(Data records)
────────────────────────────────────────

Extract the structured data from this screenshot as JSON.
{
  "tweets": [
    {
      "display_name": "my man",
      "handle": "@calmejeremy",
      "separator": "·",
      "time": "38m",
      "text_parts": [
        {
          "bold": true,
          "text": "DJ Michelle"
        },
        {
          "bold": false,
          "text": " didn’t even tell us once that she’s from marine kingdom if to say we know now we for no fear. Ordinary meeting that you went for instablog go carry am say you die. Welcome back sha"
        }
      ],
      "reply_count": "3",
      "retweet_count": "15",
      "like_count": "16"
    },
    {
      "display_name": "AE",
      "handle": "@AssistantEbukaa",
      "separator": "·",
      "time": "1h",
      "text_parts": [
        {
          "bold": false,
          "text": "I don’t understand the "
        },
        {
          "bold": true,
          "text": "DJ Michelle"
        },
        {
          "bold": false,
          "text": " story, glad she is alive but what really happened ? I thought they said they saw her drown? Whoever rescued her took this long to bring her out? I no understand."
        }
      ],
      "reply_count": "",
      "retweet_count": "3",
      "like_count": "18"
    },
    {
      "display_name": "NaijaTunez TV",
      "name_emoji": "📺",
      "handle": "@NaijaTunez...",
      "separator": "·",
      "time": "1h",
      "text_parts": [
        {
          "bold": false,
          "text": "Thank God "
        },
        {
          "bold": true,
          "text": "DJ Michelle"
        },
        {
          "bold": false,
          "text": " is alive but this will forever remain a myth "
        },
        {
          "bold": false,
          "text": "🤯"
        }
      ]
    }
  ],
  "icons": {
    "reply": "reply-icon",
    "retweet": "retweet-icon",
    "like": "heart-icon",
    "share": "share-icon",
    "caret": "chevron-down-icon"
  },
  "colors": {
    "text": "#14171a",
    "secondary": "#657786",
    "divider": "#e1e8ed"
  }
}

────────────────────────────────────────

## [TASK TO COMPLETE]
Which lines include "this"? Copy each of them out.

## [OUTPUT]
Extract the structured data from this screenshot as JSON.
          "text": " story, glad she is alive but what really happened ? I thought they said they saw her drown? Whoever rescued her took this long to bring her out? I no understand."
          "text": " is alive but this will forever remain a myth "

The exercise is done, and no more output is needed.